What is asked:
Go through the material below and copy all lines with "source".
---- Task input
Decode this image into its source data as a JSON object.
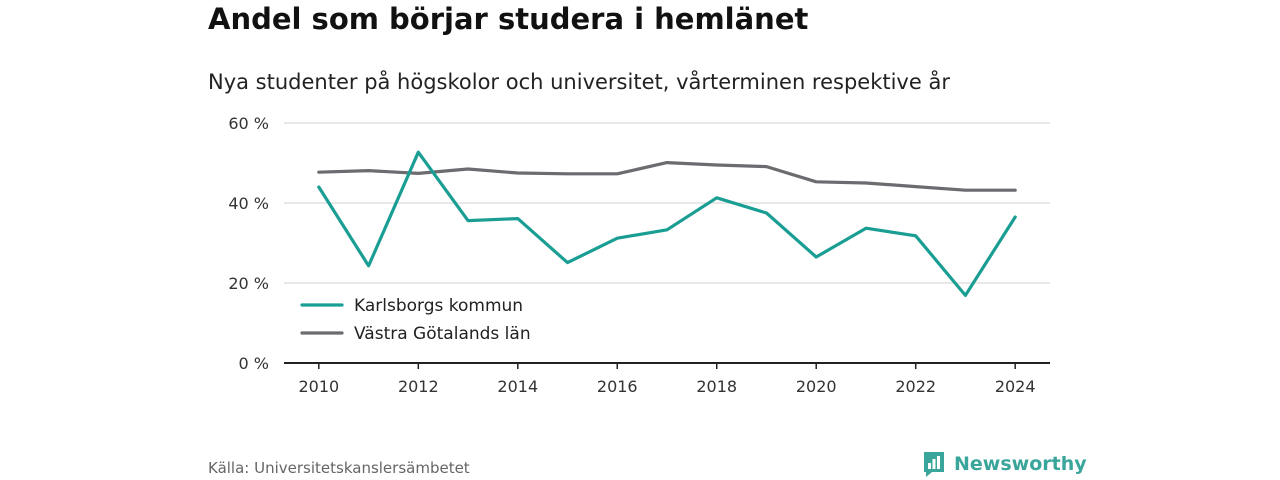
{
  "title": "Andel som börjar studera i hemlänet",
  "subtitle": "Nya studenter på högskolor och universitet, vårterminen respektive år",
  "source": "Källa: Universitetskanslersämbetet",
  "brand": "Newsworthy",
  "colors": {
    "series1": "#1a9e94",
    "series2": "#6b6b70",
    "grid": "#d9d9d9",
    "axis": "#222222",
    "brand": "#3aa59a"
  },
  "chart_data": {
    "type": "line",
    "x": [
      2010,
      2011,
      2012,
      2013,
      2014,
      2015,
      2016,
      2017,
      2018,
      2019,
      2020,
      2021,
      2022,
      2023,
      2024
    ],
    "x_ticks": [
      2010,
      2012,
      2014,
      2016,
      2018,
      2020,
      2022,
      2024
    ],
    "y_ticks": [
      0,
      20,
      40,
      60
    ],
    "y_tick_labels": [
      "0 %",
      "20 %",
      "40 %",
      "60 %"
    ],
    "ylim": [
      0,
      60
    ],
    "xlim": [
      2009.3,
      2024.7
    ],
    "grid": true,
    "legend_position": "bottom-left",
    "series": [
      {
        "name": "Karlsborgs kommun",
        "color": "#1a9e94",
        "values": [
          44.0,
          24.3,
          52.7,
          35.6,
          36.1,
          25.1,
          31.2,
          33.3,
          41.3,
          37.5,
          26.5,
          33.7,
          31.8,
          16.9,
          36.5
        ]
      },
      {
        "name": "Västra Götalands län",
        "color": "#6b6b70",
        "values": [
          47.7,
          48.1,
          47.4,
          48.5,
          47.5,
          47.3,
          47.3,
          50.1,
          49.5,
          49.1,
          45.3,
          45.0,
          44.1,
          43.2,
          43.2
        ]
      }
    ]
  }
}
--------
---- Task input
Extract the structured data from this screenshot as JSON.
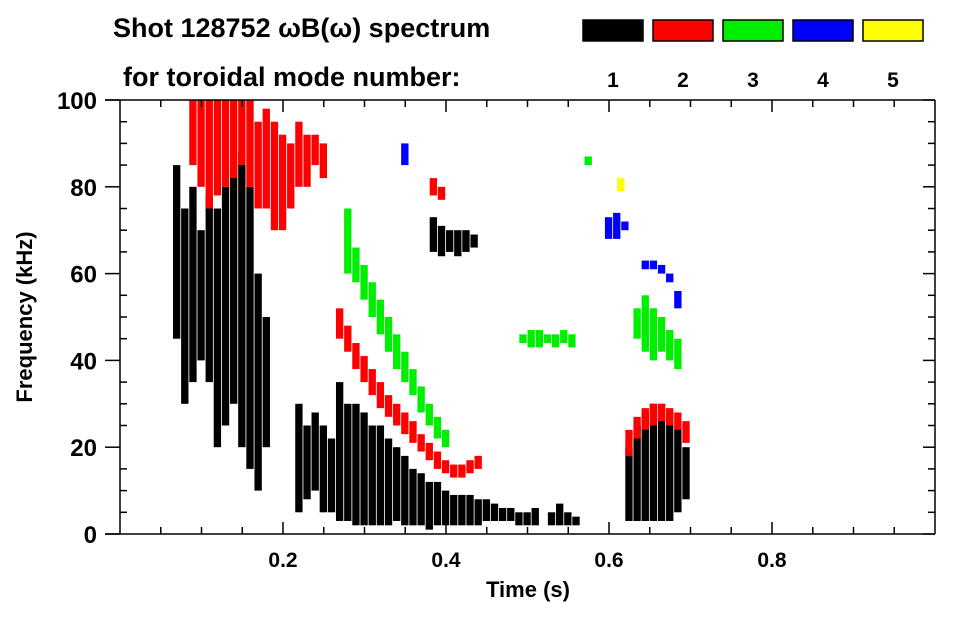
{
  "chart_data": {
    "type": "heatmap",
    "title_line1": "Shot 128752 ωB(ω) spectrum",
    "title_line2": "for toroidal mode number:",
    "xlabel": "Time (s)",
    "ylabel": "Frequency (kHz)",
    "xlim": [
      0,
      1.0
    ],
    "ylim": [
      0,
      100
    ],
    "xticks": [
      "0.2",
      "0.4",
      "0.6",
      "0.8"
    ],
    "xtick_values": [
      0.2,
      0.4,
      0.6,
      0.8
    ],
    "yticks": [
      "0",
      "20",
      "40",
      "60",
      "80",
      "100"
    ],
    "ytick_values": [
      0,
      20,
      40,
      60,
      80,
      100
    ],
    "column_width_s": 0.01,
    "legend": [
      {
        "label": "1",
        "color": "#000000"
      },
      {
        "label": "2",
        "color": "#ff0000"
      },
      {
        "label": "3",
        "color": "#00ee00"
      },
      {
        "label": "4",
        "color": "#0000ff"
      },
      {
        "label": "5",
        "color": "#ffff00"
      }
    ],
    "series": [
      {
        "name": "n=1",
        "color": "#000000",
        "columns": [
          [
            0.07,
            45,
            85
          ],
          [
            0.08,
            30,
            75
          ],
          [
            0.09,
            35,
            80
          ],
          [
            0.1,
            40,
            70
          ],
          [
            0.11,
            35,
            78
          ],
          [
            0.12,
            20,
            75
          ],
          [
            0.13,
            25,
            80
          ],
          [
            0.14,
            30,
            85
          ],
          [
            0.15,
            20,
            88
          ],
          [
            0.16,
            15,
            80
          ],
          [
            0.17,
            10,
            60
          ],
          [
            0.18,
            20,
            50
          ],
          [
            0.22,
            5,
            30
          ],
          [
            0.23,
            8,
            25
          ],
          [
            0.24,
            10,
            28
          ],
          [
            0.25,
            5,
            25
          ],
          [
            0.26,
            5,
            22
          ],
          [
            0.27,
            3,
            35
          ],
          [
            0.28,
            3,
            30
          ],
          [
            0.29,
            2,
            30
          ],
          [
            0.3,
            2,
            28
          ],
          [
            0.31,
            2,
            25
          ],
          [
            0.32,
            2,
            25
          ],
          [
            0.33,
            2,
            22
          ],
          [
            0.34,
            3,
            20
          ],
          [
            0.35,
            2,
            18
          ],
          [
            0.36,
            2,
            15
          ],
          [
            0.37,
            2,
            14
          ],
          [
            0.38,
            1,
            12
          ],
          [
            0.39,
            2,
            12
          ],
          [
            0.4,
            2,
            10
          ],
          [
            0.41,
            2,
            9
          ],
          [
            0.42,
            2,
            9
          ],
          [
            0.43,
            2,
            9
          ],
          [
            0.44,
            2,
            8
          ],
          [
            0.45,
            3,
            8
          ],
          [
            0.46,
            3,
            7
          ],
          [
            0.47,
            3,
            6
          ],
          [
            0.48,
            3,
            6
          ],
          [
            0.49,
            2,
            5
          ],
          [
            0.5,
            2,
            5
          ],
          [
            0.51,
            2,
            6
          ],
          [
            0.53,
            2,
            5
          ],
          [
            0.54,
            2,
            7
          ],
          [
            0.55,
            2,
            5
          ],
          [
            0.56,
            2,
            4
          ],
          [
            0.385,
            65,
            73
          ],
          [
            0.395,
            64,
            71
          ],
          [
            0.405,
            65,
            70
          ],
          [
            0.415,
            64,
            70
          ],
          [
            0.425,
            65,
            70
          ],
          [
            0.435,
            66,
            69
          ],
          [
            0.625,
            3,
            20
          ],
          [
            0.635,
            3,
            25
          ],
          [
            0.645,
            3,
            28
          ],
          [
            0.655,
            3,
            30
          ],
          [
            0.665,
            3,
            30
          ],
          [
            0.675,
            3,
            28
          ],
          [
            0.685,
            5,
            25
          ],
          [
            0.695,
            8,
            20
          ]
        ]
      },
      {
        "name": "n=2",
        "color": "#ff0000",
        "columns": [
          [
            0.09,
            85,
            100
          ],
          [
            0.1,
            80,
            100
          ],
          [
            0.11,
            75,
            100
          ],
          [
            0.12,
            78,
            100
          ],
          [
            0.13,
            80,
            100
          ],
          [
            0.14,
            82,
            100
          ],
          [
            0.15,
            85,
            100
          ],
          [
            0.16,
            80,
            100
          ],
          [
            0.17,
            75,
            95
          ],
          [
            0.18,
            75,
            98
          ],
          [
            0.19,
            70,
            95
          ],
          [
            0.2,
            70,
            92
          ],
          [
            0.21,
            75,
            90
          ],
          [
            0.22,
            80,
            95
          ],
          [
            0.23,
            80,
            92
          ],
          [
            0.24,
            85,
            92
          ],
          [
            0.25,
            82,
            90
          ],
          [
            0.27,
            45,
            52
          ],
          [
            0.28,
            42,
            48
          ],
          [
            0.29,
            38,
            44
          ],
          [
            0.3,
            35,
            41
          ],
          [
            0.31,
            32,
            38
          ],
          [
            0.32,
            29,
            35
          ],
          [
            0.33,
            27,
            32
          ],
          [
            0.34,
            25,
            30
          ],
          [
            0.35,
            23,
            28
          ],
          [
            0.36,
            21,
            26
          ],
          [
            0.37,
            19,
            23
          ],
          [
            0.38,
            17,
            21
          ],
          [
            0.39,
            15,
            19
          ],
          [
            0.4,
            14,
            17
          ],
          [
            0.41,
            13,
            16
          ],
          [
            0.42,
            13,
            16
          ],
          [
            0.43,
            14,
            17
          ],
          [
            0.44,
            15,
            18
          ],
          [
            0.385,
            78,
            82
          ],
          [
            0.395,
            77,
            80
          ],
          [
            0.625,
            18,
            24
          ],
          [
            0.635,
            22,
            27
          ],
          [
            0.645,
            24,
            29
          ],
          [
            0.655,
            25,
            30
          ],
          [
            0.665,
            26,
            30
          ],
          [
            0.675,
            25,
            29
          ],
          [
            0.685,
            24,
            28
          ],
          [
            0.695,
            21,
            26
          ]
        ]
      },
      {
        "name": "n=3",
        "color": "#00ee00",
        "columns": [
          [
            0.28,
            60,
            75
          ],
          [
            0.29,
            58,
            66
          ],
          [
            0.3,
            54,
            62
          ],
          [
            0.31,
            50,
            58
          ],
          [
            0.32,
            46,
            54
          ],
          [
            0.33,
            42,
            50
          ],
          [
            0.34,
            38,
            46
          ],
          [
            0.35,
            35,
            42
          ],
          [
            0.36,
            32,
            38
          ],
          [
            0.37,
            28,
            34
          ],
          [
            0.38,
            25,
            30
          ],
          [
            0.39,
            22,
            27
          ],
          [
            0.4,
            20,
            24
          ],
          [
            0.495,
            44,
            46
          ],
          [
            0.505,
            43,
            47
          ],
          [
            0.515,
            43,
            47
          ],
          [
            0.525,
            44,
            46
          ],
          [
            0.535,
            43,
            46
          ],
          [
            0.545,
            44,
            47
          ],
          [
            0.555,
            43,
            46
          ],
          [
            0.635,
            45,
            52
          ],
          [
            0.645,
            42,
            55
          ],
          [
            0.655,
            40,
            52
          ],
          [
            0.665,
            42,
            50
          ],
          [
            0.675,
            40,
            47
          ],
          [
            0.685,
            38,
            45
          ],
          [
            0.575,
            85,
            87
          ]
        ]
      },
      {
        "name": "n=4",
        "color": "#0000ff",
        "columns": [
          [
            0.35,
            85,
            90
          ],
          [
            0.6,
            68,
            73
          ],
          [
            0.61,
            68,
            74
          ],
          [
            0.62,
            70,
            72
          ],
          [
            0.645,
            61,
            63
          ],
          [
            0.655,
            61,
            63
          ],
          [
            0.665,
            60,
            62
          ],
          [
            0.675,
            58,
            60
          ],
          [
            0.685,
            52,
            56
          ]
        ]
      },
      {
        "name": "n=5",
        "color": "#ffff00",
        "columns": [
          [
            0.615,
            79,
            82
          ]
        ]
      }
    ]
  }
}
--------
Task solution:
Decode this image into its source data as a JSON object.
  "source": "Källa: Universitetskanslersämbetet",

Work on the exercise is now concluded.